### SHORT EXERCISE
Identify and pull out each line of the entries in which "Range" occurs.

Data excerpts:

Start

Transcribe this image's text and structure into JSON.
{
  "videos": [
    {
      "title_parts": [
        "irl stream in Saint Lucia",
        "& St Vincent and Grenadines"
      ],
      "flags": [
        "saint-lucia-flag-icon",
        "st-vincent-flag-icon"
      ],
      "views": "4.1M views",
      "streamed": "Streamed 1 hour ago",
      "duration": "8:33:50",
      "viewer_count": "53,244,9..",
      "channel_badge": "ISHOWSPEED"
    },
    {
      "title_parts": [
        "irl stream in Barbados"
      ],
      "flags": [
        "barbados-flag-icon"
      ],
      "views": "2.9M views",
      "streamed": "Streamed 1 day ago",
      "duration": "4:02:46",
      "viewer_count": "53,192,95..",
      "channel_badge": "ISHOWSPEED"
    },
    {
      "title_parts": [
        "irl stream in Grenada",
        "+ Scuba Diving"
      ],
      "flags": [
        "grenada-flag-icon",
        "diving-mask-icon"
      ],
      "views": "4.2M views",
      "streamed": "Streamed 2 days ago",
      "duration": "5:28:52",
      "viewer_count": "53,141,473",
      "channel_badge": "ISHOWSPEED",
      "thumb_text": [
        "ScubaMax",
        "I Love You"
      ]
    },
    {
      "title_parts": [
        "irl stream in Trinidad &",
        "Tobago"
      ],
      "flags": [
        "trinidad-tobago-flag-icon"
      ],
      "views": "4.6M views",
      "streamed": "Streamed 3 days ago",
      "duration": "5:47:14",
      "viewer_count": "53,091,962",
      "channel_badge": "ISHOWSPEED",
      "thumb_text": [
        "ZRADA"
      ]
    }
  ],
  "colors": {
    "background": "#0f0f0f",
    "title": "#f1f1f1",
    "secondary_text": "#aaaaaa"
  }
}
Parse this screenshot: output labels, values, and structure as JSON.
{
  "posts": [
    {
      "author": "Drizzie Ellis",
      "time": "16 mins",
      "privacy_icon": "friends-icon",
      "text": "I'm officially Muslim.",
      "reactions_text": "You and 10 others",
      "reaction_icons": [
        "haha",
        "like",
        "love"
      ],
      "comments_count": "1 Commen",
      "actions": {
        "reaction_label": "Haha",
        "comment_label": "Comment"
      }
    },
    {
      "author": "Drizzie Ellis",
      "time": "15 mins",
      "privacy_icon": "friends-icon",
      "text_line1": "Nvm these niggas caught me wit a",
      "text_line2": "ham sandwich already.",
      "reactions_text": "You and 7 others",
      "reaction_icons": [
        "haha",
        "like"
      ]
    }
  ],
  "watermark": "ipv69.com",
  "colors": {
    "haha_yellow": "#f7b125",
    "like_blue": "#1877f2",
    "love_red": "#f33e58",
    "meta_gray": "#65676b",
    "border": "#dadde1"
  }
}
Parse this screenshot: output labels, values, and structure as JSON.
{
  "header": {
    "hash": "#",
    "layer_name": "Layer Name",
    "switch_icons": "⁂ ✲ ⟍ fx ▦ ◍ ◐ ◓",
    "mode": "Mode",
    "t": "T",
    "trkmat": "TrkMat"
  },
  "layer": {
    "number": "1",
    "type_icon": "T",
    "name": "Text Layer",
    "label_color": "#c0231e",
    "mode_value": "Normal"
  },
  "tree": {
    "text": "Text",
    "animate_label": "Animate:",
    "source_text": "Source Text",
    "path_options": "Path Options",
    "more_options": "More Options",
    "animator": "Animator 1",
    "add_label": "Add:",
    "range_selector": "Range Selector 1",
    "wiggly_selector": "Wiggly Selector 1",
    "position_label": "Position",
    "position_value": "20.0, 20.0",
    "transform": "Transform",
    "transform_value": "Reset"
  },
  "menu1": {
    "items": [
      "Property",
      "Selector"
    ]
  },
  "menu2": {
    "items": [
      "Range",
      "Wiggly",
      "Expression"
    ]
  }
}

End

### ANSWER FOR THE TASK
    "range_selector": "Range Selector 1",
      "Range",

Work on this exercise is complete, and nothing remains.